▶ [EXERCISE BRIEF] Collect each line of the entries that holds the string "стене".
-------- MATERIAL TO PROCESS --------
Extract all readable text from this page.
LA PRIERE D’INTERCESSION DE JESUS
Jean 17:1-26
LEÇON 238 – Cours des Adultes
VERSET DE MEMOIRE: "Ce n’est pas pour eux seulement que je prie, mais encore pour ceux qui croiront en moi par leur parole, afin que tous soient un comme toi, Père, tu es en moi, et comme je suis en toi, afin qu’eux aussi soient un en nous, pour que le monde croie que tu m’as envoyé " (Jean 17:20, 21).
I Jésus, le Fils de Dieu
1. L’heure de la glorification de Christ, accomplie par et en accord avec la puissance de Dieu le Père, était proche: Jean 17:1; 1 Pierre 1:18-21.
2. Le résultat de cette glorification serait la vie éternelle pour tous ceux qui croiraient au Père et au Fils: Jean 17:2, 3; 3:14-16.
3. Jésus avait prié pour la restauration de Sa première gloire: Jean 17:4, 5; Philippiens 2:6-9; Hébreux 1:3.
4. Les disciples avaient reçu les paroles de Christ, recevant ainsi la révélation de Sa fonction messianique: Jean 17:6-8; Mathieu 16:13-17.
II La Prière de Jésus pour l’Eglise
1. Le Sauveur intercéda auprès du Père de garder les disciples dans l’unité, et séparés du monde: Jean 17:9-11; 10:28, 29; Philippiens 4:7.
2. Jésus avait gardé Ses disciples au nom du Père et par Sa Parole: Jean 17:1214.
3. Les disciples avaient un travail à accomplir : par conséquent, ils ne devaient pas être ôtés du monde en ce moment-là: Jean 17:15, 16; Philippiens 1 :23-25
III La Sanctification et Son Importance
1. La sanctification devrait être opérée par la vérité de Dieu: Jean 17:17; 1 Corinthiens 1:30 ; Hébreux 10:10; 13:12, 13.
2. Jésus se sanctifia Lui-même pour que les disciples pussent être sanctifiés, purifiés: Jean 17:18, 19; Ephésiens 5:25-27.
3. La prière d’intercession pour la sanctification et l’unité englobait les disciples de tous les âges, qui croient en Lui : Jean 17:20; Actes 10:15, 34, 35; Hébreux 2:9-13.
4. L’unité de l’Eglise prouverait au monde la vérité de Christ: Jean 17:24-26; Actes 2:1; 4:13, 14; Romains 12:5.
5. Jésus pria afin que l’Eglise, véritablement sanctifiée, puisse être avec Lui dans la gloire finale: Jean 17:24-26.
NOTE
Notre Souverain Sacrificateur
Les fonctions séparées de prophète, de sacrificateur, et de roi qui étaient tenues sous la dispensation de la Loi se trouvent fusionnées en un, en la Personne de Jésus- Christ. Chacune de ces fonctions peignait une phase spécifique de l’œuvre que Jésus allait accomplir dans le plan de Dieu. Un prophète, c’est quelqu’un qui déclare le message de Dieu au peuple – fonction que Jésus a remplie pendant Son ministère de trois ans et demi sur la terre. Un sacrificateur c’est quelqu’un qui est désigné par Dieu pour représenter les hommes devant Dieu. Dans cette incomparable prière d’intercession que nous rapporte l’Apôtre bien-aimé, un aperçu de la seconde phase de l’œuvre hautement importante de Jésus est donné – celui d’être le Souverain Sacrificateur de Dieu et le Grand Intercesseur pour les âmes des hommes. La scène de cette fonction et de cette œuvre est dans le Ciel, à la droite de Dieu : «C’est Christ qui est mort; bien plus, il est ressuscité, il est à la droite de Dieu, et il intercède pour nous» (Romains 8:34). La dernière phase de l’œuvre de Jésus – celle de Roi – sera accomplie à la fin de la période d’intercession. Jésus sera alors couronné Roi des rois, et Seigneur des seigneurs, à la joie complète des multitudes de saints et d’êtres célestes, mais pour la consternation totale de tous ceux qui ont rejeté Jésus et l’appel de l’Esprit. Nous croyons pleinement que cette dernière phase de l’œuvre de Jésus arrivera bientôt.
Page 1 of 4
--------
-------- MATERIAL TO PROCESS --------
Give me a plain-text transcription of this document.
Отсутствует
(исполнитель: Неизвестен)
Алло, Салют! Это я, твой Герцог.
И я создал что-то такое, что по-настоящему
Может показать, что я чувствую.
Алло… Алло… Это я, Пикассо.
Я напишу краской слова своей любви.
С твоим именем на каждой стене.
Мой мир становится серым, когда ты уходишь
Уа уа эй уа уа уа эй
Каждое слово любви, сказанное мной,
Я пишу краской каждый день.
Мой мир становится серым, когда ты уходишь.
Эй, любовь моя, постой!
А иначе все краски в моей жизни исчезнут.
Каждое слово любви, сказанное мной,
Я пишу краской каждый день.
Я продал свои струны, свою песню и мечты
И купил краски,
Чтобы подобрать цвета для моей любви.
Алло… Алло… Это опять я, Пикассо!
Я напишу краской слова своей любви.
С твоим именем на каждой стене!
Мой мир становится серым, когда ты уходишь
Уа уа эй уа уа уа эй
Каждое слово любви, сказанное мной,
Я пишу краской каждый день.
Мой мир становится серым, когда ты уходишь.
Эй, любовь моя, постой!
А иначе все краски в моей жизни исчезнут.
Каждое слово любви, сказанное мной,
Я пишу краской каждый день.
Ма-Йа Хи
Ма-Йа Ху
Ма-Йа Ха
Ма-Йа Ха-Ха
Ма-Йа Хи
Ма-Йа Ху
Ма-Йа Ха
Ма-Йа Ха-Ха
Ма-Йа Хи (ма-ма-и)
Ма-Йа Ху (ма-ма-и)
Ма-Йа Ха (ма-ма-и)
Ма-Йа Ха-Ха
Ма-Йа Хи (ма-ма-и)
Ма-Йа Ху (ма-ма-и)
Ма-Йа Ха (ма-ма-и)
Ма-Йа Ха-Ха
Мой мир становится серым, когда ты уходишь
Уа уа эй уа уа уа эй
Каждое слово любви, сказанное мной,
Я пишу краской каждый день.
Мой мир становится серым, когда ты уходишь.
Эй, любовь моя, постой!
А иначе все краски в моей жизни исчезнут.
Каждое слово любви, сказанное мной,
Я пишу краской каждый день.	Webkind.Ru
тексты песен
--------
▶ [WORKED ANSWER]
С твоим именем на каждой стене.
С твоим именем на каждой стене!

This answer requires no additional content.